→ **What you have to do**:
Go over the entries below line by line, copying each one that contains the word "background".
==== Supplied entries
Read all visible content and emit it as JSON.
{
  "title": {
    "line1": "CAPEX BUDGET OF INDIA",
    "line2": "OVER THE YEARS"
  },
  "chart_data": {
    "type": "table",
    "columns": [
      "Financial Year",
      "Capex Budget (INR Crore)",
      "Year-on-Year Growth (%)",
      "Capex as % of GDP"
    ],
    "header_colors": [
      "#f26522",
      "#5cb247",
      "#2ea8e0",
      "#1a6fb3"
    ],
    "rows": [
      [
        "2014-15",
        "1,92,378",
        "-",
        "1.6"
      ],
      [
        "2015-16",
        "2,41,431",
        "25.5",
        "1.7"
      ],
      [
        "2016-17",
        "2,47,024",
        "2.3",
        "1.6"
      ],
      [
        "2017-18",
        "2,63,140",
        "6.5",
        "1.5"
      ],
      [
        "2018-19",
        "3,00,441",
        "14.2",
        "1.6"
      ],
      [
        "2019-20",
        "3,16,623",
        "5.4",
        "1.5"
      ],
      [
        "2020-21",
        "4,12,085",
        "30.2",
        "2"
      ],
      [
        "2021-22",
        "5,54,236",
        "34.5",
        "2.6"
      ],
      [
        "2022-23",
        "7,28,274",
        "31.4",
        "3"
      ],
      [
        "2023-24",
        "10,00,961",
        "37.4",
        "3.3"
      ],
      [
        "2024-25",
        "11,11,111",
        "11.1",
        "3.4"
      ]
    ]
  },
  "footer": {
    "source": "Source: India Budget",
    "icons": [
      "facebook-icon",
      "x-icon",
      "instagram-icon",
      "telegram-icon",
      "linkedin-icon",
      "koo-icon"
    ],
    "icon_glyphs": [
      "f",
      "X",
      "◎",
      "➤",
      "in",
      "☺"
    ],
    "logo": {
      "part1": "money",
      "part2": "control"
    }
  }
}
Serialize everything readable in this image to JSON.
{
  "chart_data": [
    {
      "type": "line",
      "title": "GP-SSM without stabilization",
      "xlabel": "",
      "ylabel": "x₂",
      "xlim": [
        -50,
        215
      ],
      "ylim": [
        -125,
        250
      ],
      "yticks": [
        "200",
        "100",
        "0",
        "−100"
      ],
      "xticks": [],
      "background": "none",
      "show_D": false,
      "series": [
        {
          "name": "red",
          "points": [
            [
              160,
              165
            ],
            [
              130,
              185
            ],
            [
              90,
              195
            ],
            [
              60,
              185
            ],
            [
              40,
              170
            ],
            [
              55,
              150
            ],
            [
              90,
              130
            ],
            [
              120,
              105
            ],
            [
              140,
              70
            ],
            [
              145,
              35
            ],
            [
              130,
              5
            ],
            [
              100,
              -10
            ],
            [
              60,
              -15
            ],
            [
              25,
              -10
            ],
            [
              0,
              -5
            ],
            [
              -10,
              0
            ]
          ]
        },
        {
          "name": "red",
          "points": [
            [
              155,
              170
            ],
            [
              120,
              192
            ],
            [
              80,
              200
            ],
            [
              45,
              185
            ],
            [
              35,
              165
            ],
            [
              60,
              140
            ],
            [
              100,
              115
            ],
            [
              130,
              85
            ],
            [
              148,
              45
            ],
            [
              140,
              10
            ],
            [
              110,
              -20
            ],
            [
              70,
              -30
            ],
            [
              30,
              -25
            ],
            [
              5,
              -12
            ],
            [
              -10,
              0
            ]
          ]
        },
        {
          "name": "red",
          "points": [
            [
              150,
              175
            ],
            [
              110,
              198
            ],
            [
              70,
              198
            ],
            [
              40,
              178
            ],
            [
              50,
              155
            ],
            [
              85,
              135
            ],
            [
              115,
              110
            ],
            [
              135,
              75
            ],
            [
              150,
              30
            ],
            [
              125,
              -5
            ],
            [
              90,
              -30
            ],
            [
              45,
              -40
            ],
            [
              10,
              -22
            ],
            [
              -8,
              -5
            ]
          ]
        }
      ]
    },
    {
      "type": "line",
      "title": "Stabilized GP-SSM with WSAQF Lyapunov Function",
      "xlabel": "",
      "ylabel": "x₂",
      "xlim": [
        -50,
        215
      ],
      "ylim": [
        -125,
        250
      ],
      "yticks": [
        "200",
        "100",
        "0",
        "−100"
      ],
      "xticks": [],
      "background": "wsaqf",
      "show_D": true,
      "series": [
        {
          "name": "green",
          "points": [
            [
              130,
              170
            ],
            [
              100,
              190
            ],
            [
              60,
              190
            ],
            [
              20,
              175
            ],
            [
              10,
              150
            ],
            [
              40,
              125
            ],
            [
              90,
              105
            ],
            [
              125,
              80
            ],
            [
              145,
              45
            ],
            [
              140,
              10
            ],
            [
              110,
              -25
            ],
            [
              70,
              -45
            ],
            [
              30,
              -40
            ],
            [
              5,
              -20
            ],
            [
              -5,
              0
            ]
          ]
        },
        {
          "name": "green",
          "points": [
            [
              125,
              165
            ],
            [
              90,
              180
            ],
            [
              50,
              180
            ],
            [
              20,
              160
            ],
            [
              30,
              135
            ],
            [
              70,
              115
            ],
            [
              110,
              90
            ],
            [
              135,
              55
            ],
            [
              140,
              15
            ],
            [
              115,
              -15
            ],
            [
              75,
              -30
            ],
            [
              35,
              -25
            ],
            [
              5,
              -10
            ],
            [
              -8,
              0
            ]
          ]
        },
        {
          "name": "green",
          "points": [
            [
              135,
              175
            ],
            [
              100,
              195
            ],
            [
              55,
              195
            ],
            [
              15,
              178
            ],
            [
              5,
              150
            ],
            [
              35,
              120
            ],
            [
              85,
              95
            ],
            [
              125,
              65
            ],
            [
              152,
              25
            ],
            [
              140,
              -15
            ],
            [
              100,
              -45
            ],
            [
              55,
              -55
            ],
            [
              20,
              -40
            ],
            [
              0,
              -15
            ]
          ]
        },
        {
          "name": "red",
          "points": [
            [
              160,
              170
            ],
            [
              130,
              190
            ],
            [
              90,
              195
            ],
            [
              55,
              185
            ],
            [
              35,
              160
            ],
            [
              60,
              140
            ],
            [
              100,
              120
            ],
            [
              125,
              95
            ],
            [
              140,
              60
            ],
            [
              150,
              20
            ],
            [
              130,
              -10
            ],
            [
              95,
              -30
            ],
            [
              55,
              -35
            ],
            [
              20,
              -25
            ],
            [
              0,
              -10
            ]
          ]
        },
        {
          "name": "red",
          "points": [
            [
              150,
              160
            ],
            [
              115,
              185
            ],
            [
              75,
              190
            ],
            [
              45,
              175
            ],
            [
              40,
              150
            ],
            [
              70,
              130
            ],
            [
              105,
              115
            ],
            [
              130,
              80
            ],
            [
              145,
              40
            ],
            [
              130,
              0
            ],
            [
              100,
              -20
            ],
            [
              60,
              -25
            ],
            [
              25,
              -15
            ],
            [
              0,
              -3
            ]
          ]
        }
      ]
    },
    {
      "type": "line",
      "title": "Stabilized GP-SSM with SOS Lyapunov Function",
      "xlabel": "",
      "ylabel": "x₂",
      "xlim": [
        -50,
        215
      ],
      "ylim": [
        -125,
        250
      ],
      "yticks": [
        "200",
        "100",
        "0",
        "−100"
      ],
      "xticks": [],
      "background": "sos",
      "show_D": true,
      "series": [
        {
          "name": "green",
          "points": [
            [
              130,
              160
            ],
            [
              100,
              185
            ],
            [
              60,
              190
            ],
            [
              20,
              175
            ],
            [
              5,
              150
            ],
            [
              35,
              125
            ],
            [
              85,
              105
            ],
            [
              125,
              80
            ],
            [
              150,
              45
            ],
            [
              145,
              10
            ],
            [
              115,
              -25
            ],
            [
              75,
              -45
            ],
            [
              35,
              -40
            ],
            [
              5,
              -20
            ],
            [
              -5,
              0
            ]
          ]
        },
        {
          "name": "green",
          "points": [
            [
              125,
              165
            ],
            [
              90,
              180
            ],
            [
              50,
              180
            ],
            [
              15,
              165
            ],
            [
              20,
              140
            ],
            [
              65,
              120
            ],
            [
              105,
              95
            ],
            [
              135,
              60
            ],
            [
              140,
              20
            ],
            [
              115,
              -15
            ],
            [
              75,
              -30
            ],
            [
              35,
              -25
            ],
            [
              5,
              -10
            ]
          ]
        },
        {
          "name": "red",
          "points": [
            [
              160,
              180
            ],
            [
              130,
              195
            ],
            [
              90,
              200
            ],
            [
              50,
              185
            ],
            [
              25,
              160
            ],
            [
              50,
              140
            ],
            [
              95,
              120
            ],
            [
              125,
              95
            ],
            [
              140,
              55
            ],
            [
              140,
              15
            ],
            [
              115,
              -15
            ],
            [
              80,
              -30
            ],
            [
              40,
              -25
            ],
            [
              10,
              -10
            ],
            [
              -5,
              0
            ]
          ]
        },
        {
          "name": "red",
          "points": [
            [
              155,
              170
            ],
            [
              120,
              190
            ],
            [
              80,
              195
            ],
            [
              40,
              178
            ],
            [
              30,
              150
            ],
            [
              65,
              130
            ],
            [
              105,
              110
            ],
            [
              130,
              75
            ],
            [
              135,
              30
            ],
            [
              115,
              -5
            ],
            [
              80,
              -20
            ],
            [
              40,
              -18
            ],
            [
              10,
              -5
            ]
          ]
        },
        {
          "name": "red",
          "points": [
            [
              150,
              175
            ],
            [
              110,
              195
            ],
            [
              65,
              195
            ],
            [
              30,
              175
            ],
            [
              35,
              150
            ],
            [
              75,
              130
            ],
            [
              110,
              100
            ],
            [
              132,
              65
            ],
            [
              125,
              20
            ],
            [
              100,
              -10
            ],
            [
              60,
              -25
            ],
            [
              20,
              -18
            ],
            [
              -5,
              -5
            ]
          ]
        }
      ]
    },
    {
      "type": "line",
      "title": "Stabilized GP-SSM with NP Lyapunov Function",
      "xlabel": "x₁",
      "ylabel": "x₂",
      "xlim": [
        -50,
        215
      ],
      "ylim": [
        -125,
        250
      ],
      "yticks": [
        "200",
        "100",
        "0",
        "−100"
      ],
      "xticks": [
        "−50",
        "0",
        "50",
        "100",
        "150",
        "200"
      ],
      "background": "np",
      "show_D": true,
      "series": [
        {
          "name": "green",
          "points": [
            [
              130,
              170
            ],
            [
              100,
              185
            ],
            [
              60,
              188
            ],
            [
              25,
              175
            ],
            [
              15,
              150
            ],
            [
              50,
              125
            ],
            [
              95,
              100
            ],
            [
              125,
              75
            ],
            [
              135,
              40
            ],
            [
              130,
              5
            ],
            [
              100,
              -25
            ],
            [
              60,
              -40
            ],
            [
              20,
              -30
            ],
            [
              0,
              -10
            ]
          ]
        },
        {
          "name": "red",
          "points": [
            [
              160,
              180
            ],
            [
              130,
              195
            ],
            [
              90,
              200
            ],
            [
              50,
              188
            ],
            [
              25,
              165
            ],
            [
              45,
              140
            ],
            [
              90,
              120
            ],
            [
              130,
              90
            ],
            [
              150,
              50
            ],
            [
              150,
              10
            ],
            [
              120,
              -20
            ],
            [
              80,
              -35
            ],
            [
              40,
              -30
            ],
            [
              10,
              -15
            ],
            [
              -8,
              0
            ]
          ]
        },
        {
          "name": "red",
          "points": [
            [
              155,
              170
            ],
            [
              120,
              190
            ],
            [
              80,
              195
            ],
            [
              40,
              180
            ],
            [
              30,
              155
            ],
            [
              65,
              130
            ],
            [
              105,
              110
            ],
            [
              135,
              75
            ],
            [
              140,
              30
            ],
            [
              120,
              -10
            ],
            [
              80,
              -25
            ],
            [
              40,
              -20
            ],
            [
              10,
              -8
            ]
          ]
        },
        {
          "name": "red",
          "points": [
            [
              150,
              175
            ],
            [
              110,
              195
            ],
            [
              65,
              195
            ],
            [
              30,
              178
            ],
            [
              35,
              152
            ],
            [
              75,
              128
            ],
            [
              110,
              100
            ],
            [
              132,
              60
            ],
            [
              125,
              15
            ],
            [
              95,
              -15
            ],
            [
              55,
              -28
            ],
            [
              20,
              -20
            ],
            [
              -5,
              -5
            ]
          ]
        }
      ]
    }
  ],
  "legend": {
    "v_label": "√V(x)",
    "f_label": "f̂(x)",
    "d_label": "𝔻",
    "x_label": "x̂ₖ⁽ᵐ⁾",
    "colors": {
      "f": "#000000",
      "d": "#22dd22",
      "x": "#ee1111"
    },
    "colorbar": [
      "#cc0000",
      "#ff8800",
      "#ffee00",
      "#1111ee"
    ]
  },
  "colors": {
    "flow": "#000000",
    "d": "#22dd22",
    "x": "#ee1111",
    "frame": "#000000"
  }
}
========
→ **Final result**:
      "background": "none",
      "background": "wsaqf",
      "background": "sos",
      "background": "np",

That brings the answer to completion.